## START
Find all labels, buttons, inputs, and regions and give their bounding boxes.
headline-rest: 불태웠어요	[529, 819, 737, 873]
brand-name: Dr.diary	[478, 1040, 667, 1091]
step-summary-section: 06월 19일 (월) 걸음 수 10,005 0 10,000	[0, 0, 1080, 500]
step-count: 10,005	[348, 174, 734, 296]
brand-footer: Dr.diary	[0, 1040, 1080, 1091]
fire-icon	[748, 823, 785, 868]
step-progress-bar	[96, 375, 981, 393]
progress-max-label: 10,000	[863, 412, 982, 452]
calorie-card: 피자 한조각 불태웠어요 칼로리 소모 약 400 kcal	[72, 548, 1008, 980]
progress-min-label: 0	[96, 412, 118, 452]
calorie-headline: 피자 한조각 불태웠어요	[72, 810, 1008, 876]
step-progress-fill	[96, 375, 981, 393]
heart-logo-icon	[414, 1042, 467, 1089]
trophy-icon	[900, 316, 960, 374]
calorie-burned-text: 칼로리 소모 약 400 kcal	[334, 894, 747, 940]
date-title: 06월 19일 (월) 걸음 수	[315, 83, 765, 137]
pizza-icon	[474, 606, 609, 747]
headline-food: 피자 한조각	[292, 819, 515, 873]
## END
## [Problem statement]
Reproduce every line of the material above verbatim, with no changes.

## [Exercise output]
Find all labels, buttons, inputs, and regions and give their bounding boxes.
headline-rest: 불태웠어요	[529, 819, 737, 873]
brand-name: Dr.diary	[478, 1040, 667, 1091]
step-summary-section: 06월 19일 (월) 걸음 수 10,005 0 10,000	[0, 0, 1080, 500]
step-count: 10,005	[348, 174, 734, 296]
brand-footer: Dr.diary	[0, 1040, 1080, 1091]
fire-icon	[748, 823, 785, 868]
step-progress-bar	[96, 375, 981, 393]
progress-max-label: 10,000	[863, 412, 982, 452]
calorie-card: 피자 한조각 불태웠어요 칼로리 소모 약 400 kcal	[72, 548, 1008, 980]
progress-min-label: 0	[96, 412, 118, 452]
calorie-headline: 피자 한조각 불태웠어요	[72, 810, 1008, 876]
step-progress-fill	[96, 375, 981, 393]
heart-logo-icon	[414, 1042, 467, 1089]
trophy-icon	[900, 316, 960, 374]
calorie-burned-text: 칼로리 소모 약 400 kcal	[334, 894, 747, 940]
date-title: 06월 19일 (월) 걸음 수	[315, 83, 765, 137]
pizza-icon	[474, 606, 609, 747]
headline-food: 피자 한조각	[292, 819, 515, 873]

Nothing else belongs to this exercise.